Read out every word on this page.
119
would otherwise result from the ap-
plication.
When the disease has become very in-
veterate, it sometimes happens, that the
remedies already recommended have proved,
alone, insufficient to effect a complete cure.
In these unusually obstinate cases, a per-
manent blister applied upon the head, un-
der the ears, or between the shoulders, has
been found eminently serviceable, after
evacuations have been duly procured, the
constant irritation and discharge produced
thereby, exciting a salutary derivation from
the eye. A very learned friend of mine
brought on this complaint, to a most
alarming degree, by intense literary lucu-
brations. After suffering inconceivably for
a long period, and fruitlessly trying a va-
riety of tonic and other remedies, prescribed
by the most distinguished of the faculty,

☆ ☆ ☆ ☆ ☆

■ Exercise prompt:
Repeat the material word for word, in full.

■ Correct answer:
Read out every word on this page.
119
would otherwise result from the ap-
plication.
When the disease has become very in-
veterate, it sometimes happens, that the
remedies already recommended have proved,
alone, insufficient to effect a complete cure.
In these unusually obstinate cases, a per-
manent blister applied upon the head, un-
der the ears, or between the shoulders, has
been found eminently serviceable, after
evacuations have been duly procured, the
constant irritation and discharge produced
thereby, exciting a salutary derivation from
the eye. A very learned friend of mine
brought on this complaint, to a most
alarming degree, by intense literary lucu-
brations. After suffering inconceivably for
a long period, and fruitlessly trying a va-
riety of tonic and other remedies, prescribed
by the most distinguished of the faculty,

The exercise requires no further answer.